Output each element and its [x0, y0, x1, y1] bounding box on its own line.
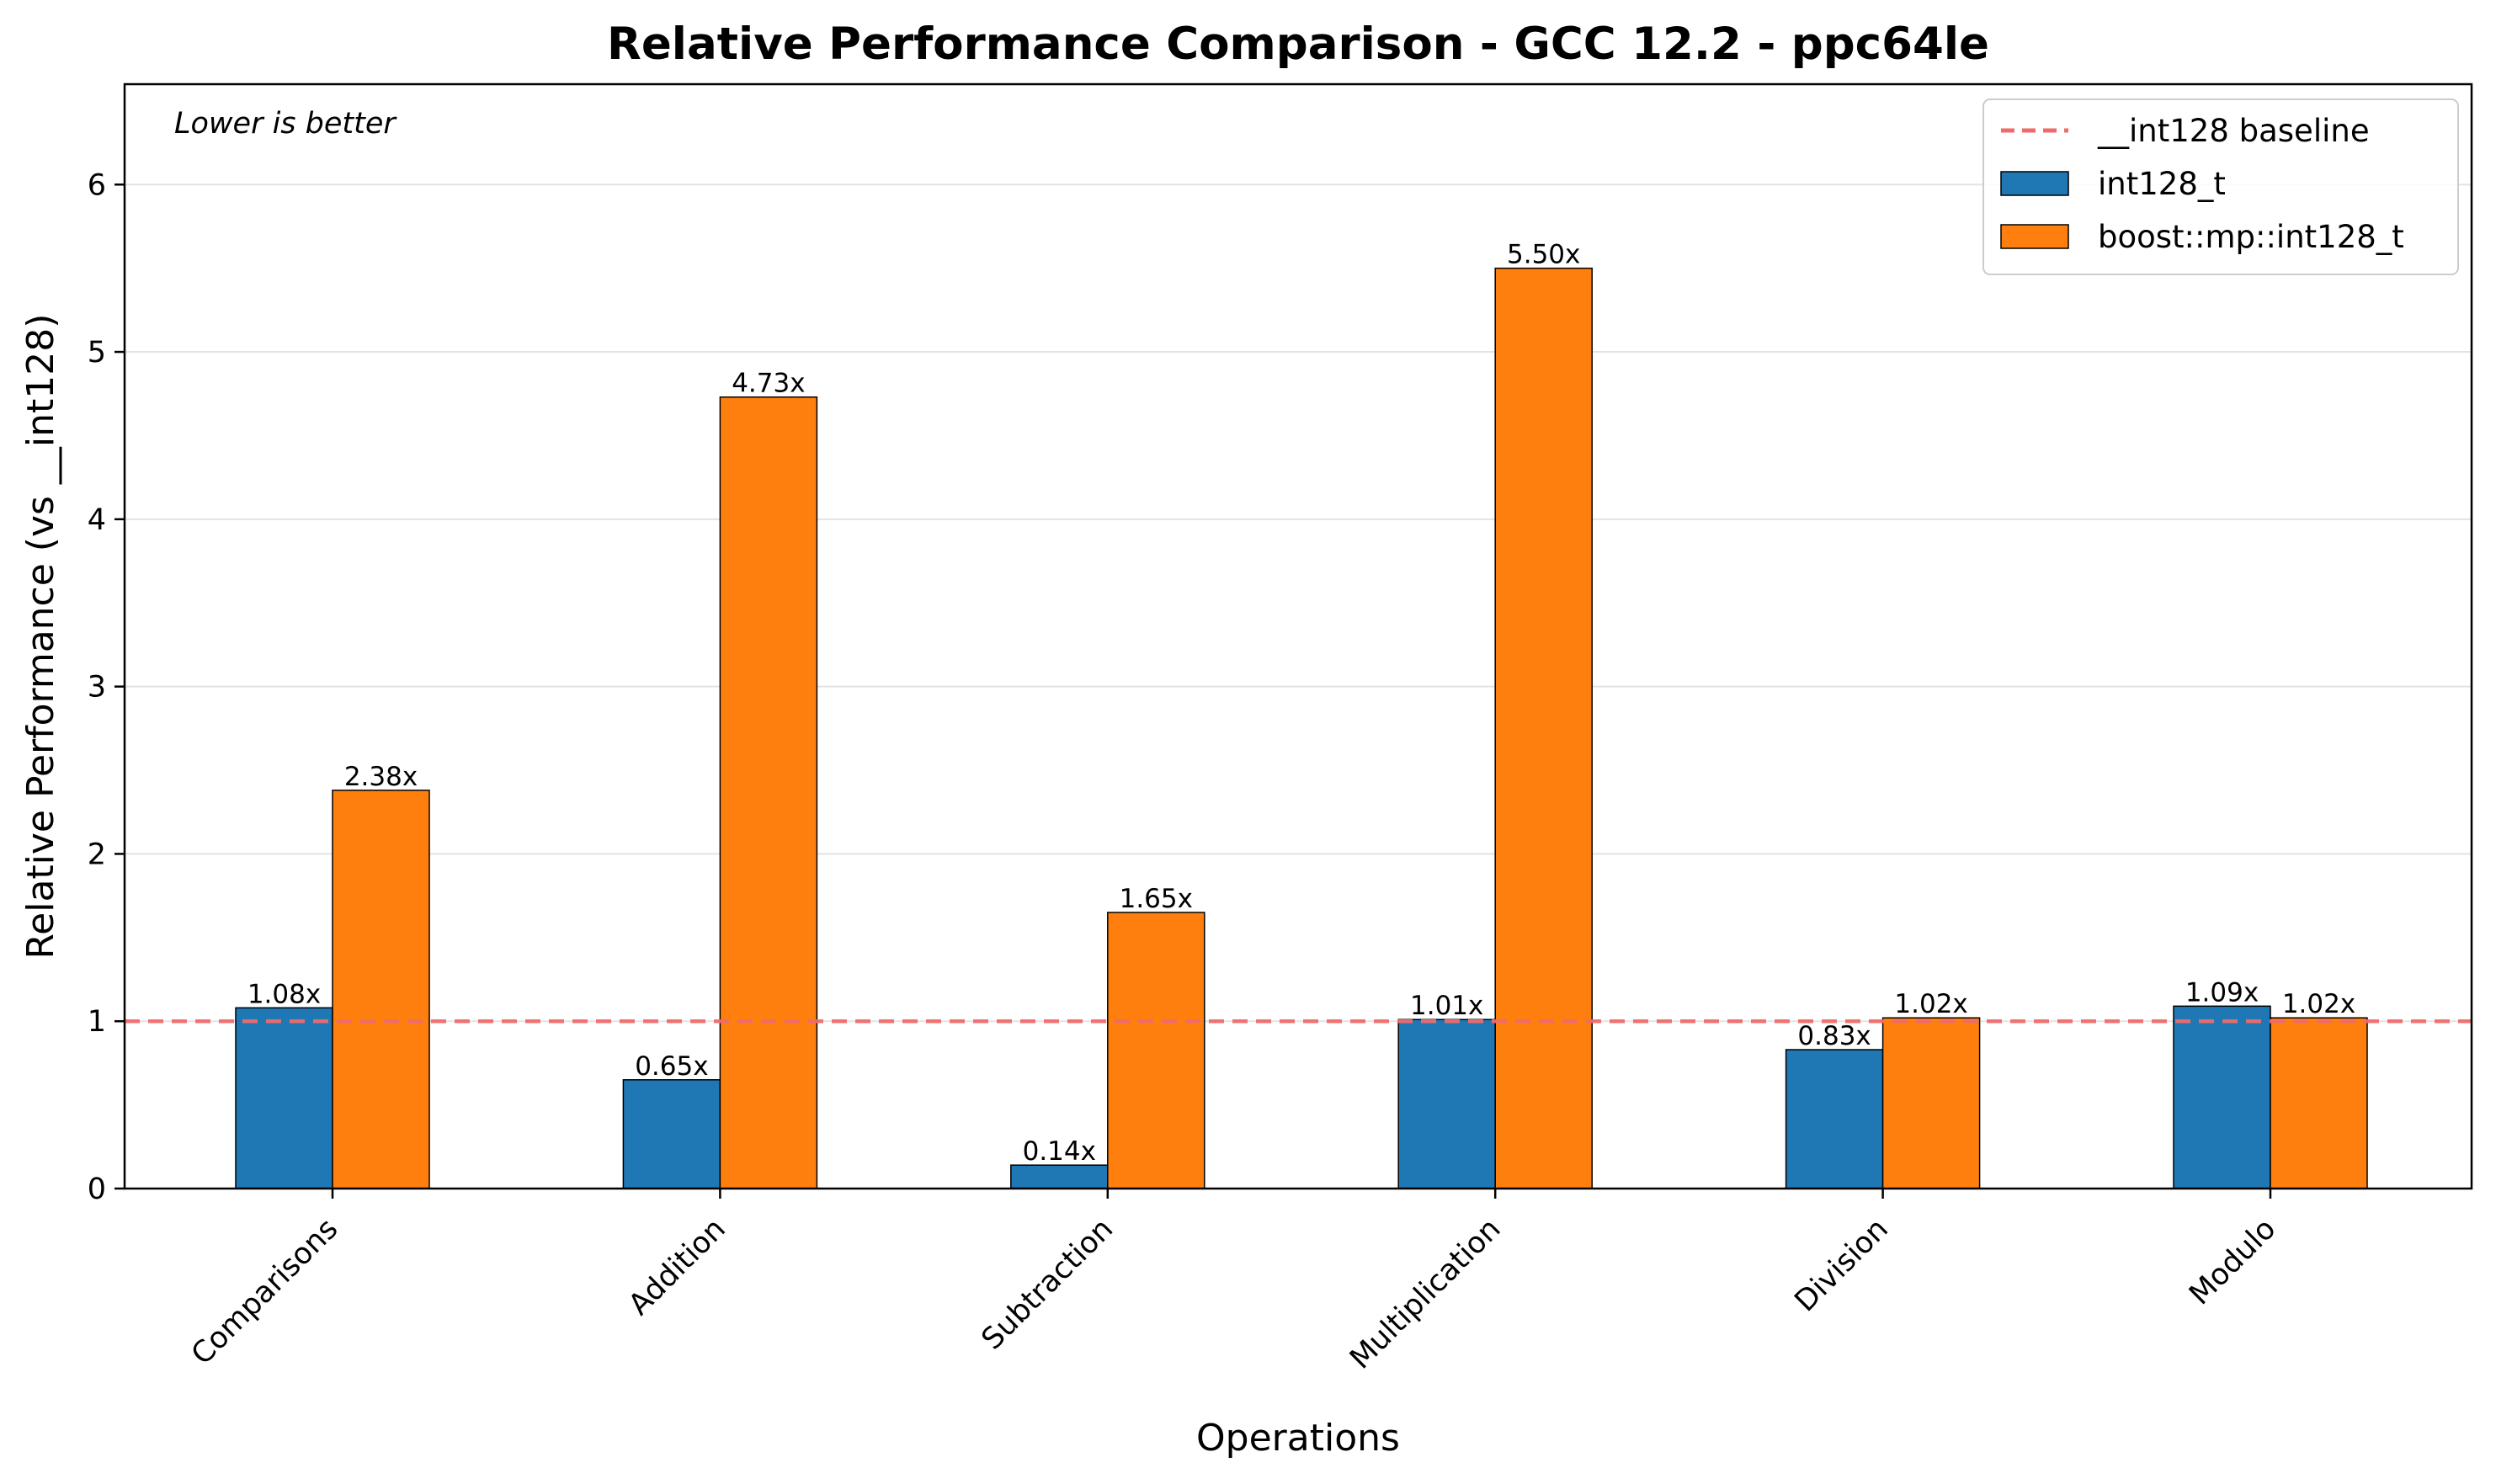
legend-int128-swatch	[2000, 171, 2069, 196]
bar-value-label: 0.14x	[1023, 1136, 1096, 1167]
y-axis-ticks: 0 1 2 3 4 5 6	[88, 168, 125, 1206]
grid-lines	[125, 184, 2472, 1189]
plot-frame	[123, 82, 2473, 1190]
bar-boost-subtraction	[1107, 912, 1205, 1189]
x-tick-label-comparisons: Comparisons	[185, 1212, 344, 1371]
bar-value-label: 1.02x	[2282, 989, 2355, 1019]
y-tick-label: 2	[88, 838, 106, 871]
data-labels: 1.08x 0.65x 0.14x 1.01x 0.83x 1.09x 2.38x 4.73x…	[247, 240, 2355, 1168]
bar-int128-multiplication	[1397, 1019, 1496, 1189]
bar-value-label: 5.50x	[1507, 240, 1580, 270]
bar-value-label: 1.08x	[247, 979, 321, 1009]
x-tick-label-addition: Addition	[622, 1212, 732, 1322]
bar-boost-multiplication	[1494, 267, 1593, 1189]
legend-boost-swatch	[2000, 224, 2069, 249]
y-axis-label: Relative Performance (vs __int128)	[19, 314, 62, 960]
bar-int128-addition	[622, 1079, 721, 1189]
legend: __int128 baseline int128_t boost::mp::in…	[1982, 98, 2459, 275]
lower-is-better-annotation: Lower is better	[174, 107, 397, 141]
chart-title: Relative Performance Comparison - GCC 12…	[607, 19, 1989, 70]
legend-int128-label: int128_t	[2098, 166, 2226, 202]
x-tick-label-subtraction: Subtraction	[976, 1212, 1120, 1356]
x-tick-label-multiplication: Multiplication	[1344, 1212, 1507, 1375]
bar-value-label: 4.73x	[732, 369, 805, 399]
bar-boost-division	[1881, 1017, 1981, 1189]
y-tick-label: 5	[88, 336, 106, 370]
y-tick-label: 4	[88, 503, 106, 537]
bar-int128-comparisons	[235, 1007, 333, 1189]
bar-boost-comparisons	[332, 790, 430, 1189]
legend-box	[1982, 98, 2459, 275]
y-tick-label: 1	[88, 1005, 106, 1039]
bar-int128-division	[1785, 1049, 1884, 1189]
bar-value-label: 0.83x	[1797, 1021, 1871, 1051]
bar-value-label: 1.02x	[1894, 989, 1967, 1019]
bar-value-label: 1.09x	[2185, 977, 2259, 1008]
bar-value-label: 1.65x	[1120, 884, 1193, 914]
legend-boost-label: boost::mp::int128_t	[2098, 219, 2404, 255]
y-tick-label: 3	[88, 671, 106, 705]
bar-boost-modulo	[2270, 1017, 2368, 1189]
bars	[235, 267, 2368, 1189]
legend-baseline-label: __int128 baseline	[2097, 113, 2370, 149]
bar-int128-modulo	[2173, 1005, 2271, 1189]
bar-value-label: 0.65x	[635, 1051, 708, 1082]
bar-boost-addition	[719, 396, 818, 1189]
x-axis-ticks: Comparisons Addition Subtraction Multiplica…	[185, 1189, 2282, 1376]
x-tick-label-division: Division	[1789, 1212, 1895, 1318]
x-axis-label: Operations	[1196, 1417, 1400, 1460]
bar-value-label: 2.38x	[344, 762, 418, 792]
bar-value-label: 1.01x	[1410, 991, 1483, 1021]
bar-int128-subtraction	[1010, 1164, 1109, 1189]
y-tick-label: 0	[88, 1173, 106, 1206]
x-tick-label-modulo: Modulo	[2183, 1212, 2282, 1311]
y-tick-label: 6	[88, 168, 106, 202]
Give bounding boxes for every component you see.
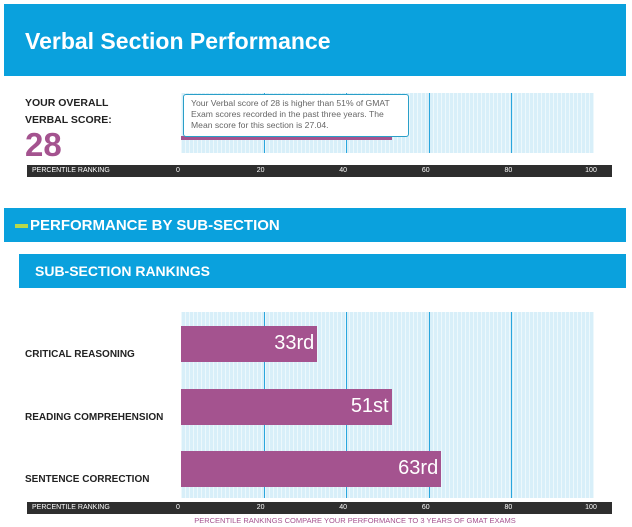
x-tick-label: 80 <box>504 167 513 174</box>
axis-bar: PERCENTILE RANKING 0 20 40 60 80 100 <box>27 502 612 514</box>
axis-label: PERCENTILE RANKING <box>32 167 110 174</box>
x-tick-label: 80 <box>504 504 513 511</box>
category-label: CRITICAL REASONING <box>25 349 135 360</box>
x-tick-label: 100 <box>585 167 597 174</box>
subsection-title: SUB-SECTION RANKINGS <box>35 263 211 279</box>
grid-line <box>511 93 513 153</box>
section-title: PERFORMANCE BY SUB-SECTION <box>30 217 280 234</box>
score-label: YOUR OVERALL VERBAL SCORE: <box>25 97 112 126</box>
footnote: PERCENTILE RANKINGS COMPARE YOUR PERFORM… <box>194 516 516 525</box>
x-tick-label: 20 <box>256 167 265 174</box>
x-tick-label: 40 <box>339 167 348 174</box>
grid-line <box>428 93 430 153</box>
score-bar <box>181 136 392 140</box>
tooltip: Your Verbal score of 28 is higher than 5… <box>183 94 409 137</box>
score: 28 <box>25 126 62 163</box>
axis-bar: PERCENTILE RANKING 0 20 40 60 80 100 <box>27 165 612 177</box>
value-label: 51st <box>350 395 389 417</box>
x-tick-label: 60 <box>421 167 430 174</box>
grid-line <box>511 312 513 498</box>
accent <box>15 224 28 228</box>
x-tick-label: 60 <box>421 504 430 511</box>
bar: 51st <box>181 389 392 425</box>
header-bar <box>4 4 626 76</box>
bar: 63rd <box>181 451 442 487</box>
x-tick-label: 0 <box>176 167 180 174</box>
axis-label: PERCENTILE RANKING <box>32 504 110 511</box>
section-bar <box>4 208 626 242</box>
subsection-bar <box>19 254 626 288</box>
grid-line <box>428 312 430 498</box>
x-tick-label: 20 <box>256 504 265 511</box>
x-tick-label: 100 <box>585 504 597 511</box>
x-tick-label: 0 <box>176 504 180 511</box>
category-label: SENTENCE CORRECTION <box>25 474 150 485</box>
category-label: READING COMPREHENSION <box>25 412 164 423</box>
page-title: Verbal Section Performance <box>25 28 331 54</box>
bar: 33rd <box>181 326 318 362</box>
value-label: 33rd <box>274 332 315 354</box>
x-tick-label: 40 <box>339 504 348 511</box>
value-label: 63rd <box>398 457 439 479</box>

● PROBLEM STATEMENT
Copy every line of the rows above verbatim, from the first to the last, but omit the picture placeholders.

● THE RESPONSE
Output each element and its [x0, y0, x1, y1] bounding box on its own line.
legend-int128-swatch	[2000, 171, 2069, 196]
bar-value-label: 0.14x	[1023, 1136, 1096, 1167]
y-axis-ticks: 0 1 2 3 4 5 6	[88, 168, 125, 1206]
grid-lines	[125, 184, 2472, 1189]
plot-frame	[123, 82, 2473, 1190]
bar-boost-subtraction	[1107, 912, 1205, 1189]
x-tick-label-comparisons: Comparisons	[185, 1212, 344, 1371]
bar-value-label: 1.02x	[2282, 989, 2355, 1019]
y-tick-label: 2	[88, 838, 106, 871]
data-labels: 1.08x 0.65x 0.14x 1.01x 0.83x 1.09x 2.38x 4.73x…	[247, 240, 2355, 1168]
bar-int128-multiplication	[1397, 1019, 1496, 1189]
bar-value-label: 5.50x	[1507, 240, 1580, 270]
bar-value-label: 1.08x	[247, 979, 321, 1009]
x-tick-label-addition: Addition	[622, 1212, 732, 1322]
bar-boost-multiplication	[1494, 267, 1593, 1189]
legend-boost-swatch	[2000, 224, 2069, 249]
y-axis-label: Relative Performance (vs __int128)	[19, 314, 62, 960]
bar-int128-addition	[622, 1079, 721, 1189]
legend: __int128 baseline int128_t boost::mp::in…	[1982, 98, 2459, 275]
lower-is-better-annotation: Lower is better	[174, 107, 397, 141]
chart-title: Relative Performance Comparison - GCC 12…	[607, 19, 1989, 70]
legend-int128-label: int128_t	[2098, 166, 2226, 202]
x-tick-label-subtraction: Subtraction	[976, 1212, 1120, 1356]
x-tick-label-multiplication: Multiplication	[1344, 1212, 1507, 1375]
bar-value-label: 4.73x	[732, 369, 805, 399]
bar-boost-division	[1881, 1017, 1981, 1189]
y-tick-label: 5	[88, 336, 106, 370]
y-tick-label: 4	[88, 503, 106, 537]
bar-int128-comparisons	[235, 1007, 333, 1189]
bar-boost-comparisons	[332, 790, 430, 1189]
legend-box	[1982, 98, 2459, 275]
y-tick-label: 1	[88, 1005, 106, 1039]
bar-int128-division	[1785, 1049, 1884, 1189]
bar-value-label: 0.83x	[1797, 1021, 1871, 1051]
bar-value-label: 1.02x	[1894, 989, 1967, 1019]
bar-value-label: 1.09x	[2185, 977, 2259, 1008]
bar-value-label: 1.65x	[1120, 884, 1193, 914]
legend-boost-label: boost::mp::int128_t	[2098, 219, 2404, 255]
y-tick-label: 3	[88, 671, 106, 705]
bar-boost-modulo	[2270, 1017, 2368, 1189]
bars	[235, 267, 2368, 1189]
legend-baseline-label: __int128 baseline	[2097, 113, 2370, 149]
bar-int128-modulo	[2173, 1005, 2271, 1189]
bar-value-label: 0.65x	[635, 1051, 708, 1082]
bar-boost-addition	[719, 396, 818, 1189]
x-axis-ticks: Comparisons Addition Subtraction Multiplica…	[185, 1189, 2282, 1376]
x-tick-label-division: Division	[1789, 1212, 1895, 1318]
x-axis-label: Operations	[1196, 1417, 1400, 1460]
bar-value-label: 2.38x	[344, 762, 418, 792]
bar-value-label: 1.01x	[1410, 991, 1483, 1021]
bar-int128-subtraction	[1010, 1164, 1109, 1189]
y-tick-label: 0	[88, 1173, 106, 1206]
x-tick-label-modulo: Modulo	[2183, 1212, 2282, 1311]
y-tick-label: 6	[88, 168, 106, 202]
Give bounding boxes for every component you see.
x-tick-label: 80 <box>504 167 513 174</box>
axis-bar: PERCENTILE RANKING 0 20 40 60 80 100 <box>27 502 612 514</box>
axis-label: PERCENTILE RANKING <box>32 167 110 174</box>
x-tick-label: 80 <box>504 504 513 511</box>
category-label: CRITICAL REASONING <box>25 349 135 360</box>
x-tick-label: 100 <box>585 167 597 174</box>
subsection-title: SUB-SECTION RANKINGS <box>35 263 211 279</box>
grid-line <box>511 93 513 153</box>
section-title: PERFORMANCE BY SUB-SECTION <box>30 217 280 234</box>
score-label: YOUR OVERALL VERBAL SCORE: <box>25 97 112 126</box>
footnote: PERCENTILE RANKINGS COMPARE YOUR PERFORM… <box>194 516 516 525</box>
x-tick-label: 20 <box>256 167 265 174</box>
x-tick-label: 40 <box>339 167 348 174</box>
grid-line <box>428 93 430 153</box>
score-bar <box>181 136 392 140</box>
tooltip: Your Verbal score of 28 is higher than 5… <box>183 94 409 137</box>
score: 28 <box>25 126 62 163</box>
axis-bar: PERCENTILE RANKING 0 20 40 60 80 100 <box>27 165 612 177</box>
value-label: 51st <box>350 395 389 417</box>
x-tick-label: 60 <box>421 167 430 174</box>
grid-line <box>511 312 513 498</box>
accent <box>15 224 28 228</box>
x-tick-label: 60 <box>421 504 430 511</box>
bar: 51st <box>181 389 392 425</box>
header-bar <box>4 4 626 76</box>
bar: 63rd <box>181 451 442 487</box>
x-tick-label: 0 <box>176 167 180 174</box>
axis-label: PERCENTILE RANKING <box>32 504 110 511</box>
section-bar <box>4 208 626 242</box>
subsection-bar <box>19 254 626 288</box>
grid-line <box>428 312 430 498</box>
x-tick-label: 20 <box>256 504 265 511</box>
x-tick-label: 100 <box>585 504 597 511</box>
x-tick-label: 0 <box>176 504 180 511</box>
category-label: SENTENCE CORRECTION <box>25 474 150 485</box>
category-label: READING COMPREHENSION <box>25 412 164 423</box>
page-title: Verbal Section Performance <box>25 28 331 54</box>
bar: 33rd <box>181 326 318 362</box>
value-label: 33rd <box>274 332 315 354</box>
x-tick-label: 40 <box>339 504 348 511</box>
value-label: 63rd <box>398 457 439 479</box>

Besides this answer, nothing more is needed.